## [Direction]
Return, word for word, every line that follows.

## [Given data]
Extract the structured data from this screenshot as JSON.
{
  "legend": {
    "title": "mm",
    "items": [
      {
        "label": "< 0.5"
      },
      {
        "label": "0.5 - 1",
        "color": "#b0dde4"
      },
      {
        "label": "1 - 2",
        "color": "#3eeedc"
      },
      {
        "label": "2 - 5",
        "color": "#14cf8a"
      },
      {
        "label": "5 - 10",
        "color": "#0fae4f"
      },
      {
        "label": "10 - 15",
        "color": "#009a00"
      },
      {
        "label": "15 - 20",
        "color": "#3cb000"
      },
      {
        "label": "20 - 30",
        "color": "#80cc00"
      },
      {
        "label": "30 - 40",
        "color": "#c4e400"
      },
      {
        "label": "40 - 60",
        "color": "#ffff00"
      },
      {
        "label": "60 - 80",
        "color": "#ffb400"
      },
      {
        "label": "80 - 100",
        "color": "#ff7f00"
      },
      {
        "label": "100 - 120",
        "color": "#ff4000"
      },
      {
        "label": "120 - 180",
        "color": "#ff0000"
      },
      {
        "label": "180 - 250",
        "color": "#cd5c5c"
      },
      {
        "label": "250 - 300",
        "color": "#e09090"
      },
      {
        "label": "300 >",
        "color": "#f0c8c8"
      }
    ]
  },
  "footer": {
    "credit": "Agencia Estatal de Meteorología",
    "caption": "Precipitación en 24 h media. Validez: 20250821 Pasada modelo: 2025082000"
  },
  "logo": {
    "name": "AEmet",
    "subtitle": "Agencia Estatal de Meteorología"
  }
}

## [Answer to the task]
Extract the structured data from this screenshot as JSON.
{
  "legend": {
    "title": "mm",
    "items": [
      {
        "label": "< 0.5"
      },
      {
        "label": "0.5 - 1",
        "color": "#b0dde4"
      },
      {
        "label": "1 - 2",
        "color": "#3eeedc"
      },
      {
        "label": "2 - 5",
        "color": "#14cf8a"
      },
      {
        "label": "5 - 10",
        "color": "#0fae4f"
      },
      {
        "label": "10 - 15",
        "color": "#009a00"
      },
      {
        "label": "15 - 20",
        "color": "#3cb000"
      },
      {
        "label": "20 - 30",
        "color": "#80cc00"
      },
      {
        "label": "30 - 40",
        "color": "#c4e400"
      },
      {
        "label": "40 - 60",
        "color": "#ffff00"
      },
      {
        "label": "60 - 80",
        "color": "#ffb400"
      },
      {
        "label": "80 - 100",
        "color": "#ff7f00"
      },
      {
        "label": "100 - 120",
        "color": "#ff4000"
      },
      {
        "label": "120 - 180",
        "color": "#ff0000"
      },
      {
        "label": "180 - 250",
        "color": "#cd5c5c"
      },
      {
        "label": "250 - 300",
        "color": "#e09090"
      },
      {
        "label": "300 >",
        "color": "#f0c8c8"
      }
    ]
  },
  "footer": {
    "credit": "Agencia Estatal de Meteorología",
    "caption": "Precipitación en 24 h media. Validez: 20250821 Pasada modelo: 2025082000"
  },
  "logo": {
    "name": "AEmet",
    "subtitle": "Agencia Estatal de Meteorología"
  }
}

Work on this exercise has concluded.